◆ REQUIRED TASK
Locate the word "value" in the data below, then copy every line that holds it.

◆ STORED DATA
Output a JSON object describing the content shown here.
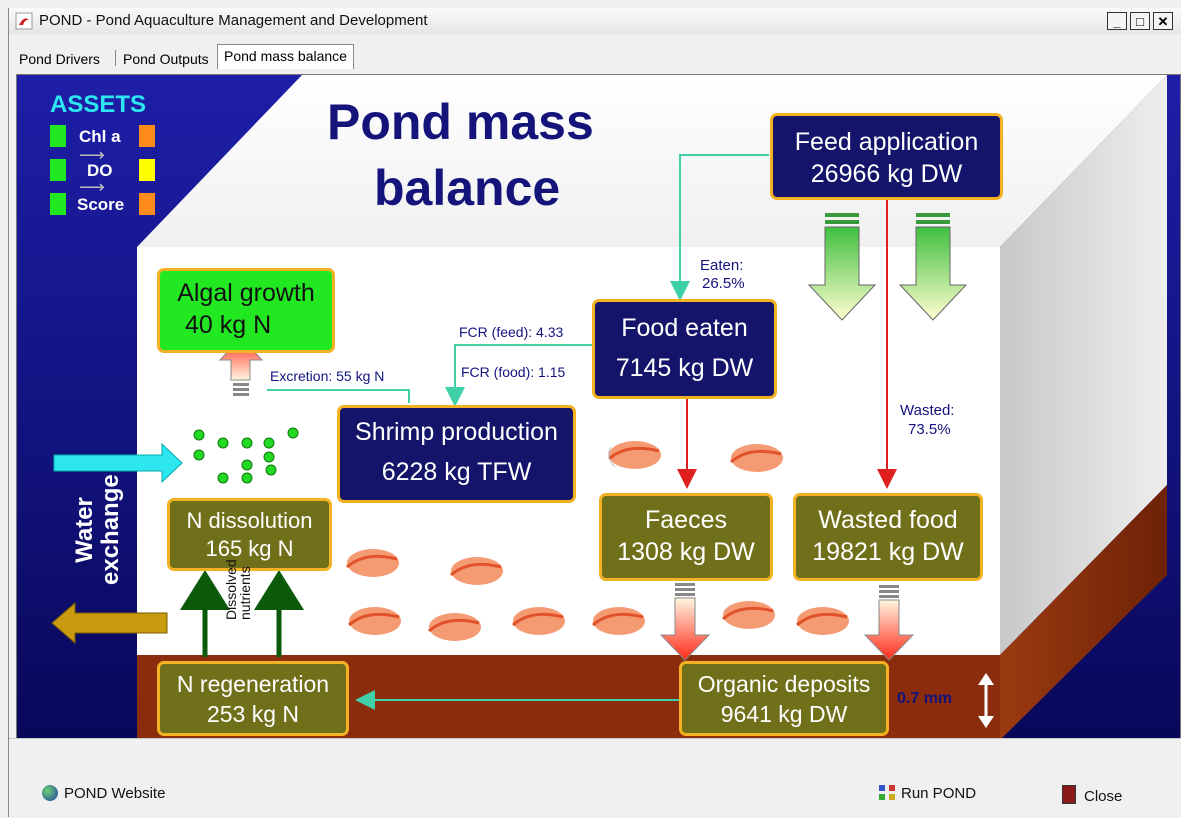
{
  "window": {
    "title": "POND - Pond Aquaculture Management and Development",
    "minimize": "_",
    "maximize": "□",
    "close": "✕"
  },
  "tabs": [
    {
      "label": "Pond Drivers",
      "active": false
    },
    {
      "label": "Pond Outputs",
      "active": false
    },
    {
      "label": "Pond mass balance",
      "active": true
    }
  ],
  "diagram": {
    "title_line1": "Pond mass",
    "title_line2": "balance",
    "assets": {
      "heading": "ASSETS",
      "rows": [
        {
          "label": "Chl a",
          "left_color": "#22e822",
          "right_color": "#ff8c1a"
        },
        {
          "label": "DO",
          "left_color": "#22e822",
          "right_color": "#ffff00"
        },
        {
          "label": "Score",
          "left_color": "#22e822",
          "right_color": "#ff8c1a"
        }
      ]
    },
    "feed_application": {
      "title": "Feed application",
      "value": "26966 kg DW"
    },
    "food_eaten": {
      "title": "Food eaten",
      "value": "7145 kg DW"
    },
    "algal_growth": {
      "title": "Algal growth",
      "value": "40 kg N"
    },
    "shrimp_production": {
      "title": "Shrimp production",
      "value": "6228 kg TFW"
    },
    "n_dissolution": {
      "title": "N dissolution",
      "value": "165 kg N"
    },
    "faeces": {
      "title": "Faeces",
      "value": "1308 kg DW"
    },
    "wasted_food": {
      "title": "Wasted food",
      "value": "19821 kg DW"
    },
    "organic_deposits": {
      "title": "Organic deposits",
      "value": "9641 kg DW"
    },
    "n_regeneration": {
      "title": "N regeneration",
      "value": "253 kg N"
    },
    "eaten_label": "Eaten:",
    "eaten_pct": "26.5%",
    "wasted_label": "Wasted:",
    "wasted_pct": "73.5%",
    "fcr_feed": "FCR (feed): 4.33",
    "fcr_food": "FCR (food): 1.15",
    "excretion": "Excretion: 55 kg N",
    "dissolved_nutrients": "Dissolved nutrients",
    "water_exchange": "Water exchange",
    "sediment_depth": "0.7 mm",
    "colors": {
      "background_navy": "#1a1aa0",
      "box_navy": "#14146a",
      "box_olive": "#71701a",
      "box_border": "#f3b224",
      "sediment": "#8b2d0c",
      "flow_teal": "#3fd0a8",
      "flow_red": "#e02020"
    }
  },
  "footer": {
    "website_label": "POND Website",
    "run_label": "Run POND",
    "close_label": "Close"
  }
}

◆ RESPONSE
      "value": "26966 kg DW"
      "value": "7145 kg DW"
      "value": "40 kg N"
      "value": "6228 kg TFW"
      "value": "165 kg N"
      "value": "1308 kg DW"
      "value": "19821 kg DW"
      "value": "9641 kg DW"
      "value": "253 kg N"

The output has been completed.